• **EXERCISE GOAL**: Determine how many lines contain the string "server". Reply with that figure and nothing else.

• **ITEMS**:
-*-

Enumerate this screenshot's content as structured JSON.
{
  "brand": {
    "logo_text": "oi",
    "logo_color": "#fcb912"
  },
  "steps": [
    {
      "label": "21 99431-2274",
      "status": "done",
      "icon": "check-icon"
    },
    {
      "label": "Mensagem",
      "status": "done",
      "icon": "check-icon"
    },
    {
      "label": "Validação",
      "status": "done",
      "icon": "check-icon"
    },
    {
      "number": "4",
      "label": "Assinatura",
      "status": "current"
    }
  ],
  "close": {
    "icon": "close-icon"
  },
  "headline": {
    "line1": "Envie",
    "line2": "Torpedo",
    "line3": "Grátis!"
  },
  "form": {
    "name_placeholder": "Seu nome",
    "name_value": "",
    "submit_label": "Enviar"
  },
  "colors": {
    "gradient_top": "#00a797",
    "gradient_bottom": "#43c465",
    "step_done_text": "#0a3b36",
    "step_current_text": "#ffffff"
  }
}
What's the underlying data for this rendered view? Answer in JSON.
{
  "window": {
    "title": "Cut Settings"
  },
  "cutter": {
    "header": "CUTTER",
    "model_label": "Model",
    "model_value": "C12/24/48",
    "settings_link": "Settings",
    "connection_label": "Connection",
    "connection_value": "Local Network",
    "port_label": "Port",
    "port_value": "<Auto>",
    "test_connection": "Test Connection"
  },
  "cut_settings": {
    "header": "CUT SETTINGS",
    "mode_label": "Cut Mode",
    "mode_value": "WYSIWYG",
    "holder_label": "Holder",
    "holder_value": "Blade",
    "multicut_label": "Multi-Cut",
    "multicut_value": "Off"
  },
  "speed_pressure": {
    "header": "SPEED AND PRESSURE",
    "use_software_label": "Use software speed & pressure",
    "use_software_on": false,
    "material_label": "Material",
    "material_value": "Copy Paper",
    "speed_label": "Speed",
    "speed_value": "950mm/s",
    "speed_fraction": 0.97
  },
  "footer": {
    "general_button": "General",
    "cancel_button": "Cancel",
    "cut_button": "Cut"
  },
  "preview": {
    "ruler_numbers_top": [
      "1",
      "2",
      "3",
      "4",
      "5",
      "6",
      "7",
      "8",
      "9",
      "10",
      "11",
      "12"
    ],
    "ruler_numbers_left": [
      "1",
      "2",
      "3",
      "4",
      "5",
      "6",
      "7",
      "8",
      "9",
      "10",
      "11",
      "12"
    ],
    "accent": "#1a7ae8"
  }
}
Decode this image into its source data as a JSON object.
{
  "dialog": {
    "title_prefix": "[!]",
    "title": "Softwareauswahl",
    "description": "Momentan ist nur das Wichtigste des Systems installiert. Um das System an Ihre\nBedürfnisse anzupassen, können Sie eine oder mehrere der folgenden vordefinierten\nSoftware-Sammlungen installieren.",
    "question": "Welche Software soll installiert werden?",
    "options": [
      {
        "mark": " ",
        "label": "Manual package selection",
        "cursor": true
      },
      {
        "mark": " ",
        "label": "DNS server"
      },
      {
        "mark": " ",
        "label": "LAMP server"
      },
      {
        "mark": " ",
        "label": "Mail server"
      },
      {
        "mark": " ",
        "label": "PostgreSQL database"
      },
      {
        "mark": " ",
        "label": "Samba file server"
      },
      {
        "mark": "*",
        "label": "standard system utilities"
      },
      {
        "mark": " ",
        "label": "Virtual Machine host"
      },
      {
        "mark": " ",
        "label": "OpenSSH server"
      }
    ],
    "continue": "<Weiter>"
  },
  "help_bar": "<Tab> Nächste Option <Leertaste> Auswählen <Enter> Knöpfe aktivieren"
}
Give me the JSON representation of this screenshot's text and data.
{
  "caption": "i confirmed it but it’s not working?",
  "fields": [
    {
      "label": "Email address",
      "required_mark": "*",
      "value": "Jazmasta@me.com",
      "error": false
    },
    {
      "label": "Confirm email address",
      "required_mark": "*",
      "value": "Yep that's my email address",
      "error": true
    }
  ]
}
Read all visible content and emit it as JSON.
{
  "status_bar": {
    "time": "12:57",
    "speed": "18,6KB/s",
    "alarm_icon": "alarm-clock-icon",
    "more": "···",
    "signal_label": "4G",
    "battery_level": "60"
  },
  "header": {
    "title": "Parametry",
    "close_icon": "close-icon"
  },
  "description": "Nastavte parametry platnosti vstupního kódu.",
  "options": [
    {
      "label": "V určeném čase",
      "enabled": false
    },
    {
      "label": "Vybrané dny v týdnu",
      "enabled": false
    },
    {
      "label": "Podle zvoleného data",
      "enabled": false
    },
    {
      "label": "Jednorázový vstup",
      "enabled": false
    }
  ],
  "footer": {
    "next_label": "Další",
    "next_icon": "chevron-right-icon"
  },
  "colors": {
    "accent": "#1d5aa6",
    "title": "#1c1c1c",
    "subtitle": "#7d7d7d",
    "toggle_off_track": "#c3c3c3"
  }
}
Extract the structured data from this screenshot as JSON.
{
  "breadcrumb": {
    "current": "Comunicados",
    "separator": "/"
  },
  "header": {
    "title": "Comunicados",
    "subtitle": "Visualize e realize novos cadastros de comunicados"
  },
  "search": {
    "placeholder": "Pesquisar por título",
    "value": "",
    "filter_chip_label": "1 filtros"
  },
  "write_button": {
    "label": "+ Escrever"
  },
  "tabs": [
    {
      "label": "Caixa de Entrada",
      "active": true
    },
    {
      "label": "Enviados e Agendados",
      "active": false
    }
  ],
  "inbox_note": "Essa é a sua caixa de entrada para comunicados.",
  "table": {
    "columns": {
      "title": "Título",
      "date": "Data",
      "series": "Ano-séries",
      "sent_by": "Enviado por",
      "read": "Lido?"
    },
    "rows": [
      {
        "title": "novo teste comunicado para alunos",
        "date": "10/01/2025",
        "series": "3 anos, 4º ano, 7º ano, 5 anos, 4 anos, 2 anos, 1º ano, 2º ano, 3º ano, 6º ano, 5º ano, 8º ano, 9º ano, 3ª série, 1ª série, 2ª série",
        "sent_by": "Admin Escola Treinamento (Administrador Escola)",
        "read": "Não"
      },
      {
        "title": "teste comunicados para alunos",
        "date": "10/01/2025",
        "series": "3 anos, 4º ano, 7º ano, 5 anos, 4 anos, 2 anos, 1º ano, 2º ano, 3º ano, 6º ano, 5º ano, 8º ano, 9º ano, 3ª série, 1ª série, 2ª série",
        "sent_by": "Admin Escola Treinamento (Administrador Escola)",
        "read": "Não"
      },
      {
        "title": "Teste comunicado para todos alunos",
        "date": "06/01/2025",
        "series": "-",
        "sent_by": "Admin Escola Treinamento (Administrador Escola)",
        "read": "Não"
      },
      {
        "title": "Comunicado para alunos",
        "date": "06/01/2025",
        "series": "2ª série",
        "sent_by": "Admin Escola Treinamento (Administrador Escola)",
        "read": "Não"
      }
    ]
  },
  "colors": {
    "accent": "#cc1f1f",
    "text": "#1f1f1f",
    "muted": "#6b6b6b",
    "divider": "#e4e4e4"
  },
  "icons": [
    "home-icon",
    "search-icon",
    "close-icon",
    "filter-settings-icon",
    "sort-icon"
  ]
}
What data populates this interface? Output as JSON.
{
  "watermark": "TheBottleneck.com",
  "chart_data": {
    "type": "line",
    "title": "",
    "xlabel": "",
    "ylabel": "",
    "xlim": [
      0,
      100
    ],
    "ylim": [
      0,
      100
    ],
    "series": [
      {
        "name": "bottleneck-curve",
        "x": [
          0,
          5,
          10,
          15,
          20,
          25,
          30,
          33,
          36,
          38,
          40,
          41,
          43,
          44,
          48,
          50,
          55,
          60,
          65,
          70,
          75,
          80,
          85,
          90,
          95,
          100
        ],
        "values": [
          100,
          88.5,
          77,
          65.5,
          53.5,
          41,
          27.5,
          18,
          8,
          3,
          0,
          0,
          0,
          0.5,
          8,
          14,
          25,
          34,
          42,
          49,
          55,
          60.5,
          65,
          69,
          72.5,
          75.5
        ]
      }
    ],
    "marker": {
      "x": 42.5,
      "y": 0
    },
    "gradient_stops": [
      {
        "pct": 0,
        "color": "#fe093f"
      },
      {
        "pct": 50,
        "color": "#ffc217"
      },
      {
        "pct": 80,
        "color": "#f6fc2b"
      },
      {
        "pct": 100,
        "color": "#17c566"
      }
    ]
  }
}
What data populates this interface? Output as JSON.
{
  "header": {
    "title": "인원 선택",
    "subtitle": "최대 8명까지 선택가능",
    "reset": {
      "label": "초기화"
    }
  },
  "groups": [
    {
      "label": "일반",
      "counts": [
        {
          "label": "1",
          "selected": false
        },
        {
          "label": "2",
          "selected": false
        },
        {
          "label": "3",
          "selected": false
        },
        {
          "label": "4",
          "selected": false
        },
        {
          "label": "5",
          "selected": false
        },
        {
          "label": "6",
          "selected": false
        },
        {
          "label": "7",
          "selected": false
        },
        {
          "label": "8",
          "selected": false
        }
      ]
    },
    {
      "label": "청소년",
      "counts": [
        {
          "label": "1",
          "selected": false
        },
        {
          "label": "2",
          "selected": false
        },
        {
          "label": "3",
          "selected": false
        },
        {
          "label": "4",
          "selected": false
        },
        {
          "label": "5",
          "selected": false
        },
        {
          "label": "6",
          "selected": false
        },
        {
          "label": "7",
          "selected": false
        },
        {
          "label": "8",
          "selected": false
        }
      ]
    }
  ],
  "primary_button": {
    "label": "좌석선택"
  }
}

-*-

• **FINAL RESULT**: 5